MATERIAL TO PROCESS -
··········
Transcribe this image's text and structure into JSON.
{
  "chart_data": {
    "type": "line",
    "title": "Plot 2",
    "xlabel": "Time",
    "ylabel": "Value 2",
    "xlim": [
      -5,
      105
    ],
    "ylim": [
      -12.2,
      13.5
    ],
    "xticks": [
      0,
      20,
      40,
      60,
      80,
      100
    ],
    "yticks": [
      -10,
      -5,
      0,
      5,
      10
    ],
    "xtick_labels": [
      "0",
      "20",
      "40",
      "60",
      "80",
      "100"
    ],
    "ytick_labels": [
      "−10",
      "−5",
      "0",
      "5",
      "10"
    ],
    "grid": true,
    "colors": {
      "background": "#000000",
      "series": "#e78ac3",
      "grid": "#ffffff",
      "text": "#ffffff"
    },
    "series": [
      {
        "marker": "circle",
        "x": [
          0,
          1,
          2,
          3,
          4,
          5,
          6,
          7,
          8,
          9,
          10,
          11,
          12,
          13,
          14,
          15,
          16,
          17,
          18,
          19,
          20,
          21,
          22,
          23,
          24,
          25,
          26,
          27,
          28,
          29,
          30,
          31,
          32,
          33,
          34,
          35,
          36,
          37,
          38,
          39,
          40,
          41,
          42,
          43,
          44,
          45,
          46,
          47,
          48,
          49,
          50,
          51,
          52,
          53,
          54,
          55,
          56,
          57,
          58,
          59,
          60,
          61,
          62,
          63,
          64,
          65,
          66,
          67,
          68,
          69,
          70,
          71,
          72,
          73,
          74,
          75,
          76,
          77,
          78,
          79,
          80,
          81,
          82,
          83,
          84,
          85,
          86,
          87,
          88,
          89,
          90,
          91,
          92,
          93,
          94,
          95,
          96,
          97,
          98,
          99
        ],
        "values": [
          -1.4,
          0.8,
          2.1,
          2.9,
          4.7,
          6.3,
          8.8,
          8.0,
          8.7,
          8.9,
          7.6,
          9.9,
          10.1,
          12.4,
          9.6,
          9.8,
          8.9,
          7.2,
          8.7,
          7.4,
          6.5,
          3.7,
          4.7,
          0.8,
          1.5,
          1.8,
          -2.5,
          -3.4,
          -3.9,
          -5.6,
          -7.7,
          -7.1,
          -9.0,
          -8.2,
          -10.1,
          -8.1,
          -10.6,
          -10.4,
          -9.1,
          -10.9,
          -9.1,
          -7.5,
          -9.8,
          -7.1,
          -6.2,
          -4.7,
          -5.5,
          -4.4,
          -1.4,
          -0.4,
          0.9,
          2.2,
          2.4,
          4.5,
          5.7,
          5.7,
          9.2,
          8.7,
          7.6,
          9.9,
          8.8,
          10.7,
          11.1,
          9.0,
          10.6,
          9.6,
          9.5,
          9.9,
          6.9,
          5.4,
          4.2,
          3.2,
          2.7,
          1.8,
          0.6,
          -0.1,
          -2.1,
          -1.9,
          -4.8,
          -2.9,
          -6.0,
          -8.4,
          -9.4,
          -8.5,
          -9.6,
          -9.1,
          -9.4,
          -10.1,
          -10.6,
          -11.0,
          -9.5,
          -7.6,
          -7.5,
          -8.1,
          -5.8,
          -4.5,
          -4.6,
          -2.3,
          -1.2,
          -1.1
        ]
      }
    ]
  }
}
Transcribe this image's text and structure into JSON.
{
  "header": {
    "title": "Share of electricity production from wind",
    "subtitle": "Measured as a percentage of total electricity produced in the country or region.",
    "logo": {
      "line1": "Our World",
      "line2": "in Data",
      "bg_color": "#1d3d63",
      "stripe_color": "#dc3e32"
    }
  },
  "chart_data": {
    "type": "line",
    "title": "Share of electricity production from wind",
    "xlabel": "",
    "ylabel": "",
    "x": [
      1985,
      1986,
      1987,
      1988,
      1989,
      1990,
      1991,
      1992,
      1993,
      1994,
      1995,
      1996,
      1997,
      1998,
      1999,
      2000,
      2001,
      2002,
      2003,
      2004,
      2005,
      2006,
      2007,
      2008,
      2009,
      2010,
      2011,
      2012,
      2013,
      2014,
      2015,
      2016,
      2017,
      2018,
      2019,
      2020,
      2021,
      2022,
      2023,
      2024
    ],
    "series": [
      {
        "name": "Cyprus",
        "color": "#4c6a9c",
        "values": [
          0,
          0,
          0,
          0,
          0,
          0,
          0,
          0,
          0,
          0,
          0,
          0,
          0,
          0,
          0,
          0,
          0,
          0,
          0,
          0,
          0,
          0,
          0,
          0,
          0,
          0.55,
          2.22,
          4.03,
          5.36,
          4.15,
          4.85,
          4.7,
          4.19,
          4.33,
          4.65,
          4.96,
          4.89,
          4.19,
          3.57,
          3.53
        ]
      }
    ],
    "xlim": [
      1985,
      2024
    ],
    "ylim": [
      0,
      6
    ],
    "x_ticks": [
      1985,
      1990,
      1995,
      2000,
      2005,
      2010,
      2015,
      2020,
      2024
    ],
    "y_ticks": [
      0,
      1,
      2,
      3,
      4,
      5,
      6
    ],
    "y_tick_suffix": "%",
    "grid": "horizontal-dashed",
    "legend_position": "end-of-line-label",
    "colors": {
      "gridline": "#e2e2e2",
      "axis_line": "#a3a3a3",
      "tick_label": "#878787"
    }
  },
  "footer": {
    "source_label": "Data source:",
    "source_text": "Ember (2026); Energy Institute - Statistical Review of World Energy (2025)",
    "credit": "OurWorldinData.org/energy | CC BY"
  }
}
··········
WHAT IS EXPECTED - Transcribe every line of the data, exactly as it stands.

THE ANSWER -
Transcribe this image's text and structure into JSON.
{
  "chart_data": {
    "type": "line",
    "title": "Plot 2",
    "xlabel": "Time",
    "ylabel": "Value 2",
    "xlim": [
      -5,
      105
    ],
    "ylim": [
      -12.2,
      13.5
    ],
    "xticks": [
      0,
      20,
      40,
      60,
      80,
      100
    ],
    "yticks": [
      -10,
      -5,
      0,
      5,
      10
    ],
    "xtick_labels": [
      "0",
      "20",
      "40",
      "60",
      "80",
      "100"
    ],
    "ytick_labels": [
      "−10",
      "−5",
      "0",
      "5",
      "10"
    ],
    "grid": true,
    "colors": {
      "background": "#000000",
      "series": "#e78ac3",
      "grid": "#ffffff",
      "text": "#ffffff"
    },
    "series": [
      {
        "marker": "circle",
        "x": [
          0,
          1,
          2,
          3,
          4,
          5,
          6,
          7,
          8,
          9,
          10,
          11,
          12,
          13,
          14,
          15,
          16,
          17,
          18,
          19,
          20,
          21,
          22,
          23,
          24,
          25,
          26,
          27,
          28,
          29,
          30,
          31,
          32,
          33,
          34,
          35,
          36,
          37,
          38,
          39,
          40,
          41,
          42,
          43,
          44,
          45,
          46,
          47,
          48,
          49,
          50,
          51,
          52,
          53,
          54,
          55,
          56,
          57,
          58,
          59,
          60,
          61,
          62,
          63,
          64,
          65,
          66,
          67,
          68,
          69,
          70,
          71,
          72,
          73,
          74,
          75,
          76,
          77,
          78,
          79,
          80,
          81,
          82,
          83,
          84,
          85,
          86,
          87,
          88,
          89,
          90,
          91,
          92,
          93,
          94,
          95,
          96,
          97,
          98,
          99
        ],
        "values": [
          -1.4,
          0.8,
          2.1,
          2.9,
          4.7,
          6.3,
          8.8,
          8.0,
          8.7,
          8.9,
          7.6,
          9.9,
          10.1,
          12.4,
          9.6,
          9.8,
          8.9,
          7.2,
          8.7,
          7.4,
          6.5,
          3.7,
          4.7,
          0.8,
          1.5,
          1.8,
          -2.5,
          -3.4,
          -3.9,
          -5.6,
          -7.7,
          -7.1,
          -9.0,
          -8.2,
          -10.1,
          -8.1,
          -10.6,
          -10.4,
          -9.1,
          -10.9,
          -9.1,
          -7.5,
          -9.8,
          -7.1,
          -6.2,
          -4.7,
          -5.5,
          -4.4,
          -1.4,
          -0.4,
          0.9,
          2.2,
          2.4,
          4.5,
          5.7,
          5.7,
          9.2,
          8.7,
          7.6,
          9.9,
          8.8,
          10.7,
          11.1,
          9.0,
          10.6,
          9.6,
          9.5,
          9.9,
          6.9,
          5.4,
          4.2,
          3.2,
          2.7,
          1.8,
          0.6,
          -0.1,
          -2.1,
          -1.9,
          -4.8,
          -2.9,
          -6.0,
          -8.4,
          -9.4,
          -8.5,
          -9.6,
          -9.1,
          -9.4,
          -10.1,
          -10.6,
          -11.0,
          -9.5,
          -7.6,
          -7.5,
          -8.1,
          -5.8,
          -4.5,
          -4.6,
          -2.3,
          -1.2,
          -1.1
        ]
      }
    ]
  }
}
Transcribe this image's text and structure into JSON.
{
  "header": {
    "title": "Share of electricity production from wind",
    "subtitle": "Measured as a percentage of total electricity produced in the country or region.",
    "logo": {
      "line1": "Our World",
      "line2": "in Data",
      "bg_color": "#1d3d63",
      "stripe_color": "#dc3e32"
    }
  },
  "chart_data": {
    "type": "line",
    "title": "Share of electricity production from wind",
    "xlabel": "",
    "ylabel": "",
    "x": [
      1985,
      1986,
      1987,
      1988,
      1989,
      1990,
      1991,
      1992,
      1993,
      1994,
      1995,
      1996,
      1997,
      1998,
      1999,
      2000,
      2001,
      2002,
      2003,
      2004,
      2005,
      2006,
      2007,
      2008,
      2009,
      2010,
      2011,
      2012,
      2013,
      2014,
      2015,
      2016,
      2017,
      2018,
      2019,
      2020,
      2021,
      2022,
      2023,
      2024
    ],
    "series": [
      {
        "name": "Cyprus",
        "color": "#4c6a9c",
        "values": [
          0,
          0,
          0,
          0,
          0,
          0,
          0,
          0,
          0,
          0,
          0,
          0,
          0,
          0,
          0,
          0,
          0,
          0,
          0,
          0,
          0,
          0,
          0,
          0,
          0,
          0.55,
          2.22,
          4.03,
          5.36,
          4.15,
          4.85,
          4.7,
          4.19,
          4.33,
          4.65,
          4.96,
          4.89,
          4.19,
          3.57,
          3.53
        ]
      }
    ],
    "xlim": [
      1985,
      2024
    ],
    "ylim": [
      0,
      6
    ],
    "x_ticks": [
      1985,
      1990,
      1995,
      2000,
      2005,
      2010,
      2015,
      2020,
      2024
    ],
    "y_ticks": [
      0,
      1,
      2,
      3,
      4,
      5,
      6
    ],
    "y_tick_suffix": "%",
    "grid": "horizontal-dashed",
    "legend_position": "end-of-line-label",
    "colors": {
      "gridline": "#e2e2e2",
      "axis_line": "#a3a3a3",
      "tick_label": "#878787"
    }
  },
  "footer": {
    "source_label": "Data source:",
    "source_text": "Ember (2026); Energy Institute - Statistical Review of World Energy (2025)",
    "credit": "OurWorldinData.org/energy | CC BY"
  }
}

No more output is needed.